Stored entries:
···

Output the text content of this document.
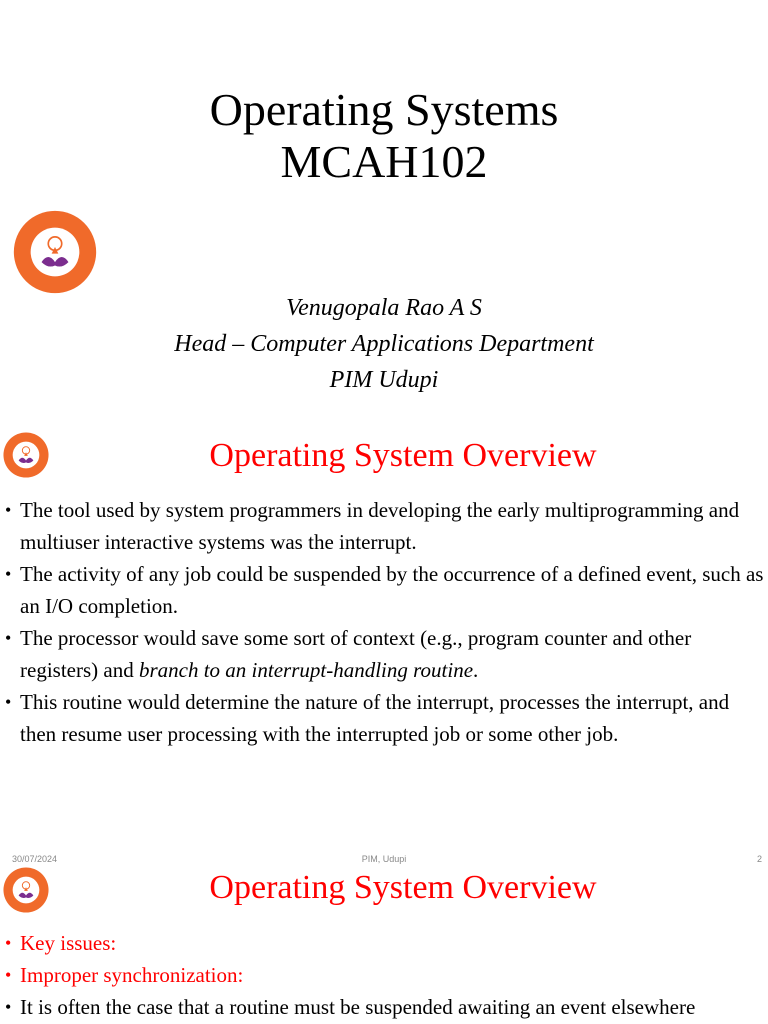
Operating Systems
MCAH102
Venugopala Rao A S
Head – Computer Applications Department
PIM Udupi
Operating System Overview
• The tool used by system programmers in developing the early multiprogramming and multiuser interactive systems was the interrupt.
• The activity of any job could be suspended by the occurrence of a defined event, such as an I/O completion.
• The processor would save some sort of context (e.g., program counter and other registers) and branch to an interrupt-handling routine.
• This routine would determine the nature of the interrupt, processes the interrupt, and then resume user processing with the interrupted job or some other job.
30/07/2024	PIM, Udupi	2
Operating System Overview
• Key issues:
• Improper synchronization:
• It is often the case that a routine must be suspended awaiting an event elsewhere
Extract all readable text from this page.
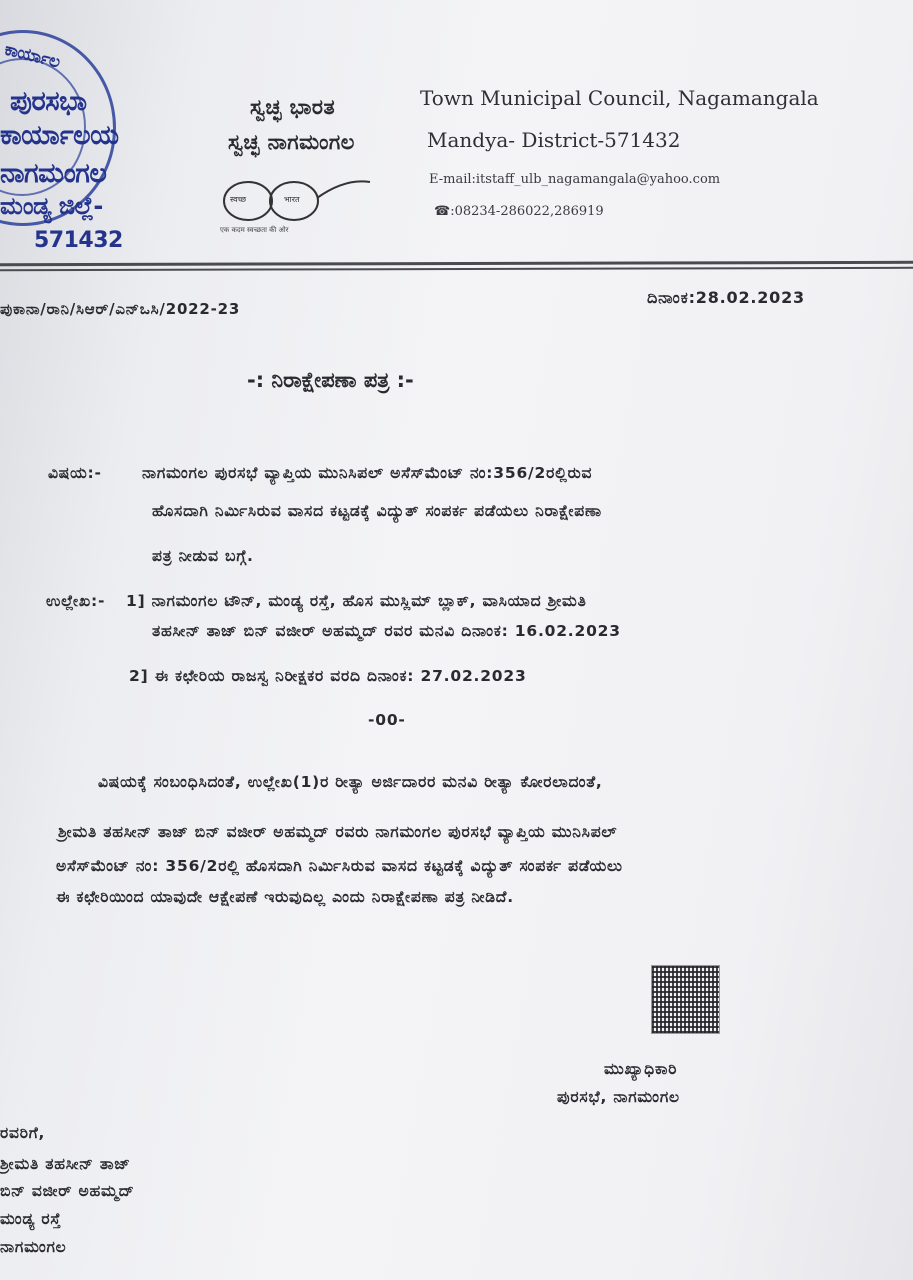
ಕಾರ್ಯಾಲ
ಪುರಸಭಾ
ಕಾರ್ಯಾಲಯ
ನಾಗಮಂಗಲ
ಮಂಡ್ಯ ಜಿಲ್ಲೆ-
571432
ಸ್ವಚ್ಛ ಭಾರತ
ಸ್ವಚ್ಛ ನಾಗಮಂಗಲ
स्वच्छ	भारत
एक कदम स्वच्छता की ओर
Town Municipal Council, Nagamangala
Mandya- District-571432
E-mail:itstaff_ulb_nagamangala@yahoo.com
☎:08234-286022,286919
ಪುಕಾನಾ/ರಾನಿ/ಸಿಆರ್/ಎನ್‌ಒಸಿ/2022-23
ದಿನಾಂಕ:28.02.2023
-: ನಿರಾಕ್ಷೇಪಣಾ ಪತ್ರ :-
ವಿಷಯ:-	ನಾಗಮಂಗಲ ಪುರಸಭೆ ವ್ಯಾಪ್ತಿಯ ಮುನಿಸಿಪಲ್ ಅಸೆಸ್‌ಮೆಂಟ್ ನಂ:356/2ರಲ್ಲಿರುವ
ಹೊಸದಾಗಿ ನಿರ್ಮಿಸಿರುವ ವಾಸದ ಕಟ್ಟಡಕ್ಕೆ ವಿದ್ಯುತ್ ಸಂಪರ್ಕ ಪಡೆಯಲು ನಿರಾಕ್ಷೇಪಣಾ
ಪತ್ರ ನೀಡುವ ಬಗ್ಗೆ.
ಉಲ್ಲೇಖ:- 1] ನಾಗಮಂಗಲ ಟೌನ್, ಮಂಡ್ಯ ರಸ್ತೆ, ಹೊಸ ಮುಸ್ಲಿಮ್ ಬ್ಲಾಕ್, ವಾಸಿಯಾದ ಶ್ರೀಮತಿ
ತಹಸೀನ್ ತಾಜ್ ಬಿನ್ ವಜೀರ್ ಅಹಮ್ಮದ್ ರವರ ಮನವಿ ದಿನಾಂಕ: 16.02.2023
2] ಈ ಕಛೇರಿಯ ರಾಜಸ್ವ ನಿರೀಕ್ಷಕರ ವರದಿ ದಿನಾಂಕ: 27.02.2023
-00-
ವಿಷಯಕ್ಕೆ ಸಂಬಂಧಿಸಿದಂತೆ, ಉಲ್ಲೇಖ(1)ರ ರೀತ್ಯಾ ಅರ್ಜಿದಾರರ ಮನವಿ ರೀತ್ಯಾ ಕೋರಲಾದಂತೆ,
ಶ್ರೀಮತಿ ತಹಸೀನ್ ತಾಜ್ ಬಿನ್ ವಜೀರ್ ಅಹಮ್ಮದ್ ರವರು ನಾಗಮಂಗಲ ಪುರಸಭೆ ವ್ಯಾಪ್ತಿಯ ಮುನಿಸಿಪಲ್
ಅಸೆಸ್‌ಮೆಂಟ್ ನಂ: 356/2ರಲ್ಲಿ ಹೊಸದಾಗಿ ನಿರ್ಮಿಸಿರುವ ವಾಸದ ಕಟ್ಟಡಕ್ಕೆ ವಿದ್ಯುತ್ ಸಂಪರ್ಕ ಪಡೆಯಲು
ಈ ಕಛೇರಿಯಿಂದ ಯಾವುದೇ ಆಕ್ಷೇಪಣೆ ಇರುವುದಿಲ್ಲ ಎಂದು ನಿರಾಕ್ಷೇಪಣಾ ಪತ್ರ ನೀಡಿದೆ.
ಮುಖ್ಯಾಧಿಕಾರಿ
ಪುರಸಭೆ, ನಾಗಮಂಗಲ
ರವರಿಗೆ,
ಶ್ರೀಮತಿ ತಹಸೀನ್ ತಾಜ್
ಬಿನ್ ವಜೀರ್ ಅಹಮ್ಮದ್
ಮಂಡ್ಯ ರಸ್ತೆ
ನಾಗಮಂಗಲ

···

▶ [Objective] Quote the records above in full, dropping each picture.

▶ [Response to the task]
Output the text content of this document.
Operating Systems
MCAH102
Venugopala Rao A S
Head – Computer Applications Department
PIM Udupi
Operating System Overview
• The tool used by system programmers in developing the early multiprogramming and multiuser interactive systems was the interrupt.
• The activity of any job could be suspended by the occurrence of a defined event, such as an I/O completion.
• The processor would save some sort of context (e.g., program counter and other registers) and branch to an interrupt-handling routine.
• This routine would determine the nature of the interrupt, processes the interrupt, and then resume user processing with the interrupted job or some other job.
30/07/2024	PIM, Udupi	2
Operating System Overview
• Key issues:
• Improper synchronization:
• It is often the case that a routine must be suspended awaiting an event elsewhere
Extract all readable text from this page.
ಕಾರ್ಯಾಲ
ಪುರಸಭಾ
ಕಾರ್ಯಾಲಯ
ನಾಗಮಂಗಲ
ಮಂಡ್ಯ ಜಿಲ್ಲೆ-
571432
ಸ್ವಚ್ಛ ಭಾರತ
ಸ್ವಚ್ಛ ನಾಗಮಂಗಲ
स्वच्छ	भारत
एक कदम स्वच्छता की ओर
Town Municipal Council, Nagamangala
Mandya- District-571432
E-mail:itstaff_ulb_nagamangala@yahoo.com
☎:08234-286022,286919
ಪುಕಾನಾ/ರಾನಿ/ಸಿಆರ್/ಎನ್‌ಒಸಿ/2022-23
ದಿನಾಂಕ:28.02.2023
-: ನಿರಾಕ್ಷೇಪಣಾ ಪತ್ರ :-
ವಿಷಯ:-	ನಾಗಮಂಗಲ ಪುರಸಭೆ ವ್ಯಾಪ್ತಿಯ ಮುನಿಸಿಪಲ್ ಅಸೆಸ್‌ಮೆಂಟ್ ನಂ:356/2ರಲ್ಲಿರುವ
ಹೊಸದಾಗಿ ನಿರ್ಮಿಸಿರುವ ವಾಸದ ಕಟ್ಟಡಕ್ಕೆ ವಿದ್ಯುತ್ ಸಂಪರ್ಕ ಪಡೆಯಲು ನಿರಾಕ್ಷೇಪಣಾ
ಪತ್ರ ನೀಡುವ ಬಗ್ಗೆ.
ಉಲ್ಲೇಖ:- 1] ನಾಗಮಂಗಲ ಟೌನ್, ಮಂಡ್ಯ ರಸ್ತೆ, ಹೊಸ ಮುಸ್ಲಿಮ್ ಬ್ಲಾಕ್, ವಾಸಿಯಾದ ಶ್ರೀಮತಿ
ತಹಸೀನ್ ತಾಜ್ ಬಿನ್ ವಜೀರ್ ಅಹಮ್ಮದ್ ರವರ ಮನವಿ ದಿನಾಂಕ: 16.02.2023
2] ಈ ಕಛೇರಿಯ ರಾಜಸ್ವ ನಿರೀಕ್ಷಕರ ವರದಿ ದಿನಾಂಕ: 27.02.2023
-00-
ವಿಷಯಕ್ಕೆ ಸಂಬಂಧಿಸಿದಂತೆ, ಉಲ್ಲೇಖ(1)ರ ರೀತ್ಯಾ ಅರ್ಜಿದಾರರ ಮನವಿ ರೀತ್ಯಾ ಕೋರಲಾದಂತೆ,
ಶ್ರೀಮತಿ ತಹಸೀನ್ ತಾಜ್ ಬಿನ್ ವಜೀರ್ ಅಹಮ್ಮದ್ ರವರು ನಾಗಮಂಗಲ ಪುರಸಭೆ ವ್ಯಾಪ್ತಿಯ ಮುನಿಸಿಪಲ್
ಅಸೆಸ್‌ಮೆಂಟ್ ನಂ: 356/2ರಲ್ಲಿ ಹೊಸದಾಗಿ ನಿರ್ಮಿಸಿರುವ ವಾಸದ ಕಟ್ಟಡಕ್ಕೆ ವಿದ್ಯುತ್ ಸಂಪರ್ಕ ಪಡೆಯಲು
ಈ ಕಛೇರಿಯಿಂದ ಯಾವುದೇ ಆಕ್ಷೇಪಣೆ ಇರುವುದಿಲ್ಲ ಎಂದು ನಿರಾಕ್ಷೇಪಣಾ ಪತ್ರ ನೀಡಿದೆ.
ಮುಖ್ಯಾಧಿಕಾರಿ
ಪುರಸಭೆ, ನಾಗಮಂಗಲ
ರವರಿಗೆ,
ಶ್ರೀಮತಿ ತಹಸೀನ್ ತಾಜ್
ಬಿನ್ ವಜೀರ್ ಅಹಮ್ಮದ್
ಮಂಡ್ಯ ರಸ್ತೆ
ನಾಗಮಂಗಲ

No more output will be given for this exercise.